> Records for this exercise

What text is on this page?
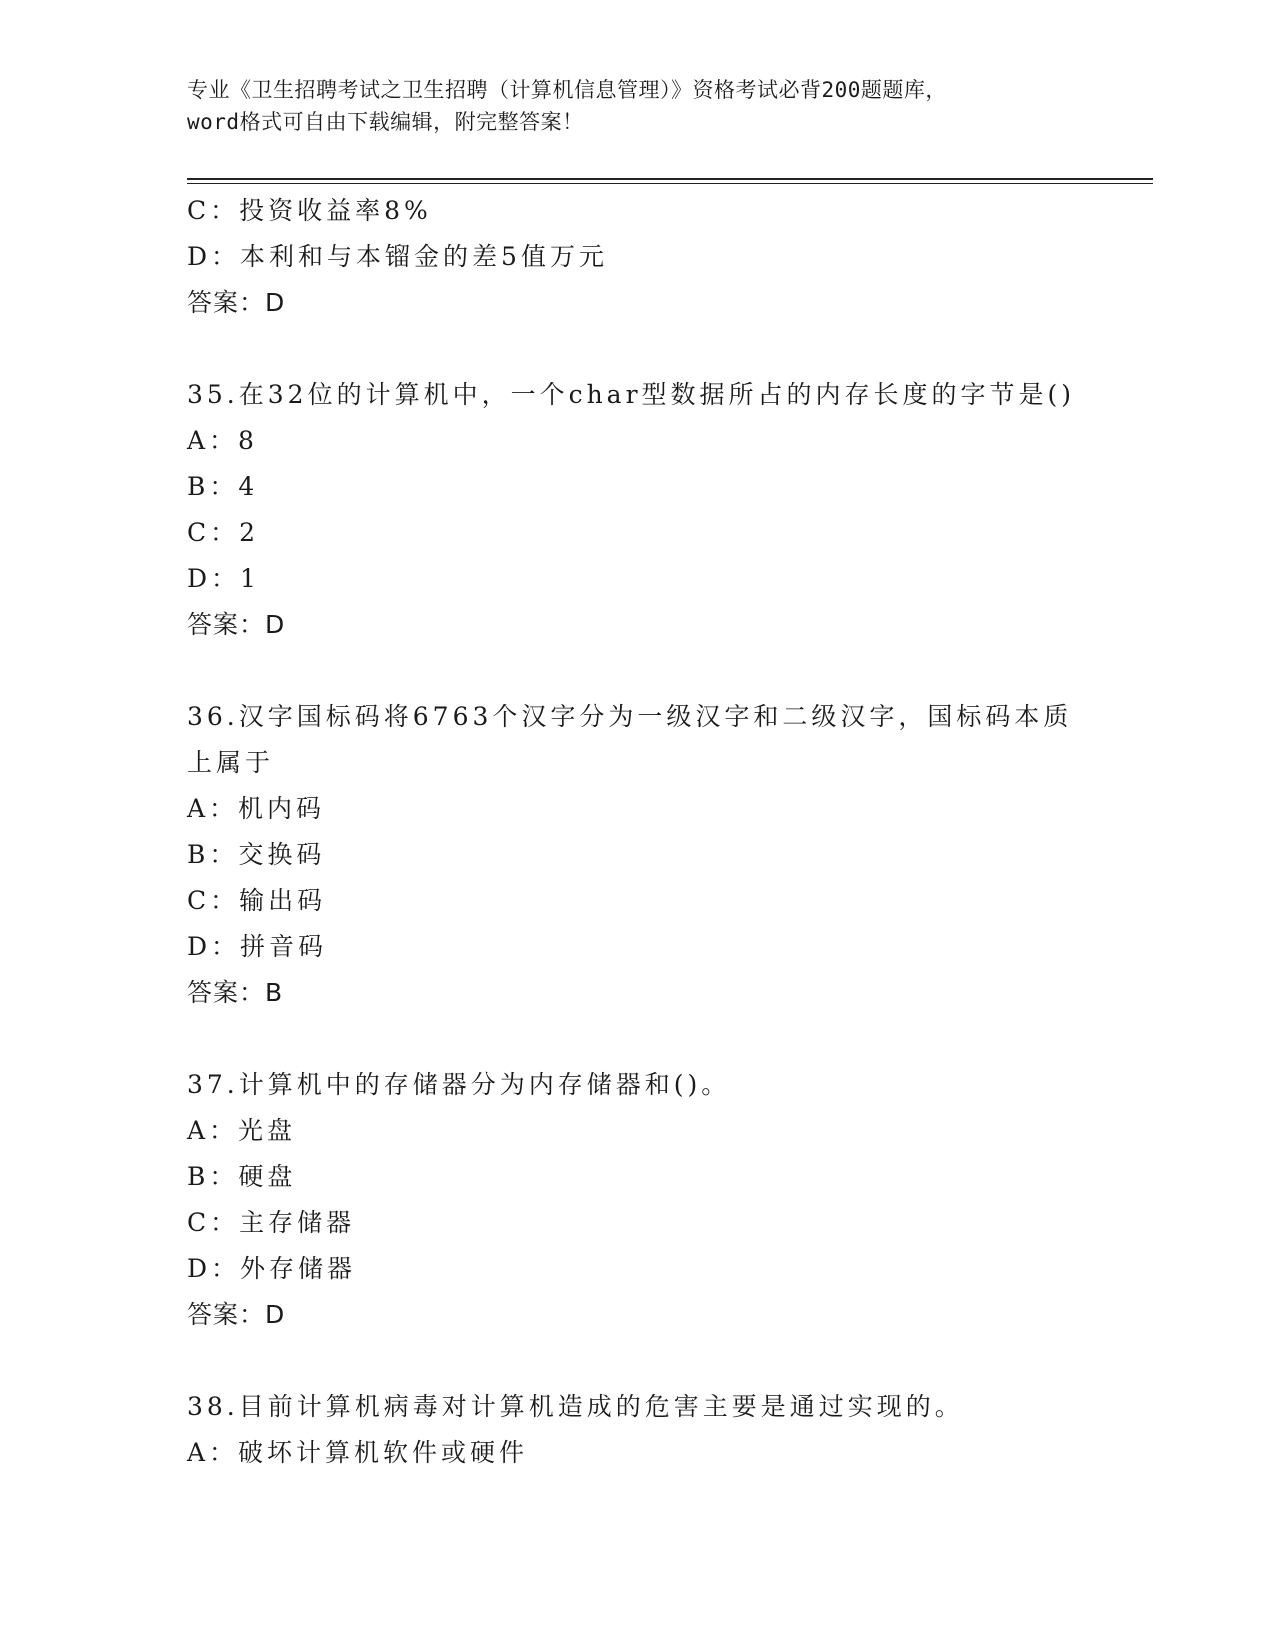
专业《卫生招聘考试之卫生招聘（计算机信息管理）》资格考试必背200题题库，
word格式可自由下载编辑，附完整答案！
C：投资收益率8%
D：本利和与本镏金的差5值万元
答案：D
35.在32位的计算机中，一个char型数据所占的内存长度的字节是()
A：8
B：4
C：2
D：1
答案：D
36.汉字国标码将6763个汉字分为一级汉字和二级汉字，国标码本质
上属于
A：机内码
B：交换码
C：输出码
D：拼音码
答案：B
37.计算机中的存储器分为内存储器和()。
A：光盘
B：硬盘
C：主存储器
D：外存储器
答案：D
38.目前计算机病毒对计算机造成的危害主要是通过实现的。
A：破坏计算机软件或硬件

> What is required
Reproduce the entries above word for word. Pictures stay out.

> Response to this task
What text is on this page?
专业《卫生招聘考试之卫生招聘（计算机信息管理）》资格考试必背200题题库，
word格式可自由下载编辑，附完整答案！
C：投资收益率8%
D：本利和与本镏金的差5值万元
答案：D
35.在32位的计算机中，一个char型数据所占的内存长度的字节是()
A：8
B：4
C：2
D：1
答案：D
36.汉字国标码将6763个汉字分为一级汉字和二级汉字，国标码本质
上属于
A：机内码
B：交换码
C：输出码
D：拼音码
答案：B
37.计算机中的存储器分为内存储器和()。
A：光盘
B：硬盘
C：主存储器
D：外存储器
答案：D
38.目前计算机病毒对计算机造成的危害主要是通过实现的。
A：破坏计算机软件或硬件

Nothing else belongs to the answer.